(Data entries)
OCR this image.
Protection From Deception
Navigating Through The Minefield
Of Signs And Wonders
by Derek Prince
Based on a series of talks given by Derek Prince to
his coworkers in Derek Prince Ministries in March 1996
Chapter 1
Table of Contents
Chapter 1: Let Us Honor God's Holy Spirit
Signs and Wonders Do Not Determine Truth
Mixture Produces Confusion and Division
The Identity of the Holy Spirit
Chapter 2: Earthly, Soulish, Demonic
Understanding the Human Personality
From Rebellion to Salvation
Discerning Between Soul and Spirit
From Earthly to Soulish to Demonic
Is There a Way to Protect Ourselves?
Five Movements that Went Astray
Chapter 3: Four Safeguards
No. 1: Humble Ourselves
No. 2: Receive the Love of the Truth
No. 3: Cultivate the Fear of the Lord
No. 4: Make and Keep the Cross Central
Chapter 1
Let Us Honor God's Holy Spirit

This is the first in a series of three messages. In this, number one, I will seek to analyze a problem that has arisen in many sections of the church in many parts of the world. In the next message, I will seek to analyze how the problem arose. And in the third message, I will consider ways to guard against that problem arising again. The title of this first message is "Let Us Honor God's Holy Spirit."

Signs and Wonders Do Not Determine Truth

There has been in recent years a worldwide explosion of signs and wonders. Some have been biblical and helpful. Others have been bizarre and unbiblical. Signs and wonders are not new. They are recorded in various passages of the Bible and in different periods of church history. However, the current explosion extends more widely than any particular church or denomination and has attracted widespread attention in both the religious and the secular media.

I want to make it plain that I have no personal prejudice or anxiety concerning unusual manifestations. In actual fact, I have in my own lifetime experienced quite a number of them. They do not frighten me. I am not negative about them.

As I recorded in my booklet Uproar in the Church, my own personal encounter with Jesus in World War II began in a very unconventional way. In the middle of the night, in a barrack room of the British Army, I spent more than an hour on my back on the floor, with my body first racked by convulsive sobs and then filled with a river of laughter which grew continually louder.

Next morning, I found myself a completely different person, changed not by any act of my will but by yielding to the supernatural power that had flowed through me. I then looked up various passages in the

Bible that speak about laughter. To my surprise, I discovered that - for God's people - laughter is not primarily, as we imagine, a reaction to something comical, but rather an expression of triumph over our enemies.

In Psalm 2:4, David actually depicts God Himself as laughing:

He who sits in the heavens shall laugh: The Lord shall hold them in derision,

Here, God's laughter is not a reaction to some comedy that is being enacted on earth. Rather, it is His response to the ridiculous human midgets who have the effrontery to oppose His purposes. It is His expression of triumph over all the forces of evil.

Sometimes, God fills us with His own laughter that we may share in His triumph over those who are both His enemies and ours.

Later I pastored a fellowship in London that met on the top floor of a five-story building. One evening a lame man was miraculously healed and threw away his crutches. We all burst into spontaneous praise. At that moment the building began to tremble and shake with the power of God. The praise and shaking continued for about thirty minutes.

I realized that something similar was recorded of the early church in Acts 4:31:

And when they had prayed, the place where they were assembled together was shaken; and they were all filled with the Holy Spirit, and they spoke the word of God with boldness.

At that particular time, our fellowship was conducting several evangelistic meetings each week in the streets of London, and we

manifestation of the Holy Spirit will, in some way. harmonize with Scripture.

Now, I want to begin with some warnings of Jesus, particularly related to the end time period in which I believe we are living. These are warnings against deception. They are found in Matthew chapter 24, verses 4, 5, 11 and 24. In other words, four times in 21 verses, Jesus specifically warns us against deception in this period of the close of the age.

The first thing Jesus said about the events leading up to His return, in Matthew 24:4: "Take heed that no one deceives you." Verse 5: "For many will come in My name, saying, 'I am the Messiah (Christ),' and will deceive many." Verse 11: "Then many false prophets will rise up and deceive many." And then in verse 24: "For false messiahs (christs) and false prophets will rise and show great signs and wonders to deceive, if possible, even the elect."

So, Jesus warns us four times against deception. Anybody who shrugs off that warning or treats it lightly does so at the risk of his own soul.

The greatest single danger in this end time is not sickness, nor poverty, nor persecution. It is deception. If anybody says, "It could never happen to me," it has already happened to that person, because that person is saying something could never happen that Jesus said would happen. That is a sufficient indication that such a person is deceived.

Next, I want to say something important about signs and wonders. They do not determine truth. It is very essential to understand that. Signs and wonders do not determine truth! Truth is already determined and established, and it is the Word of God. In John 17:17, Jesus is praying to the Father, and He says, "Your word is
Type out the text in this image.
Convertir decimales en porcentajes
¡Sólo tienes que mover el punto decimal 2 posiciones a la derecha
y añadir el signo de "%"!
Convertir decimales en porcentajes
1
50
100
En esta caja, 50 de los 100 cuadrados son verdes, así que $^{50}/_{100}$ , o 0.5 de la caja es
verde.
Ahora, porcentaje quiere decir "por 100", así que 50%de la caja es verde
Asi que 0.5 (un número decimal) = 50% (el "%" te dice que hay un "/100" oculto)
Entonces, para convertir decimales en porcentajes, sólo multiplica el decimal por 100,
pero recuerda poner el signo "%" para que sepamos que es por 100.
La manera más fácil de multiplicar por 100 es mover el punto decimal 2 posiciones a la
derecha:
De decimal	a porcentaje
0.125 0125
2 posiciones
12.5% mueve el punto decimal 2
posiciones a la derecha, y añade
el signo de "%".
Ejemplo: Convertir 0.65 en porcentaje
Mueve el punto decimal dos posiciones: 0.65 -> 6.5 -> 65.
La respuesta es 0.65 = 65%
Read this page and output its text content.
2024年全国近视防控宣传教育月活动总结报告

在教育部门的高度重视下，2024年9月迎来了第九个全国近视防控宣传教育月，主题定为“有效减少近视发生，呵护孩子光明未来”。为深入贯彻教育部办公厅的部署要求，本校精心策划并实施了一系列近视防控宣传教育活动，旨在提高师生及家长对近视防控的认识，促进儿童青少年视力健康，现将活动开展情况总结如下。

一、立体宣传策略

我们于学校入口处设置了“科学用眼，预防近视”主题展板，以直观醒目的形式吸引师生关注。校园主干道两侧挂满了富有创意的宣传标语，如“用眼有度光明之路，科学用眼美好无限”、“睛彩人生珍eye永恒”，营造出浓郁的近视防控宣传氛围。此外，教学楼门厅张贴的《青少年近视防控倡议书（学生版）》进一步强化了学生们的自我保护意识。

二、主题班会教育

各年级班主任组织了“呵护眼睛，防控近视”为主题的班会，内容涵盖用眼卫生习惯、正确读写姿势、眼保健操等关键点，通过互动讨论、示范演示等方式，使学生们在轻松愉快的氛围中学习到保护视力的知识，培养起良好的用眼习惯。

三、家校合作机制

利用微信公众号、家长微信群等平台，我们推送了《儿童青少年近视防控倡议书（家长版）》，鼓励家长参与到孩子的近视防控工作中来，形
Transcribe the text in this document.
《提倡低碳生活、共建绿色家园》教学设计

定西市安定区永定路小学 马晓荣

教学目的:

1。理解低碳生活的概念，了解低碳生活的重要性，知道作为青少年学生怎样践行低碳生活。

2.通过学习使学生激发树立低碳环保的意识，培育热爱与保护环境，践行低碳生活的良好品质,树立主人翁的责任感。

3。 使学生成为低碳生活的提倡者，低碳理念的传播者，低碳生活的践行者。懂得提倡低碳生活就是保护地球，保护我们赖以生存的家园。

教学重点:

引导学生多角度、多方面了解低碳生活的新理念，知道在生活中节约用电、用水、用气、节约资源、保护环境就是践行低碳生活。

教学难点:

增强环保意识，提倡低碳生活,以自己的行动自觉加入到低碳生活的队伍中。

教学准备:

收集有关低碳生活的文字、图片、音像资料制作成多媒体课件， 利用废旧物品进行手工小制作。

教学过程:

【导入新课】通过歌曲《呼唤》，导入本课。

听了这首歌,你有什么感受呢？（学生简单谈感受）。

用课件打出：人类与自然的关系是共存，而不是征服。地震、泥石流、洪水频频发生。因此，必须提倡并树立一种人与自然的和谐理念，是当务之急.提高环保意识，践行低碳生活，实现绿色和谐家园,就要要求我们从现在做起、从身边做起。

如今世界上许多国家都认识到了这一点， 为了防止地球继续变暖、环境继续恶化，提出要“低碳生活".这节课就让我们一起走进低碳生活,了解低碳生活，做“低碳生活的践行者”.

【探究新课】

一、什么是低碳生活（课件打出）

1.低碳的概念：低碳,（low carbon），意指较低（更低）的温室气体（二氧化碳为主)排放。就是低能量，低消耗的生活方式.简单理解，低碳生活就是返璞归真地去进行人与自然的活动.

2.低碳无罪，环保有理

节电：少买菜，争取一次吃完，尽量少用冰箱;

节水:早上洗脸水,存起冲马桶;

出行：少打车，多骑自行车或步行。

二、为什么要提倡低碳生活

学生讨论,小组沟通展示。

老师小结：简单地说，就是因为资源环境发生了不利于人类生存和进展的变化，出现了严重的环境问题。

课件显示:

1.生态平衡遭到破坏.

» WHAT YOU HAVE TO DO
From the listing above, copy every line that holds the string "Spirit".

» TASK ANSWER
Chapter 1: Let Us Honor God's Holy Spirit
The Identity of the Holy Spirit
Discerning Between Soul and Spirit
Let Us Honor God's Holy Spirit
This is the first in a series of three messages. In this, number one, I will seek to analyze a problem that has arisen in many sections of the church in many parts of the world. In the next message, I will seek to analyze how the problem arose. And in the third message, I will consider ways to guard against that problem arising again. The title of this first message is "Let Us Honor God's Holy Spirit."
And when they had prayed, the place where they were assembled together was shaken; and they were all filled with the Holy Spirit, and they spoke the word of God with boldness.
manifestation of the Holy Spirit will, in some way. harmonize with Scripture.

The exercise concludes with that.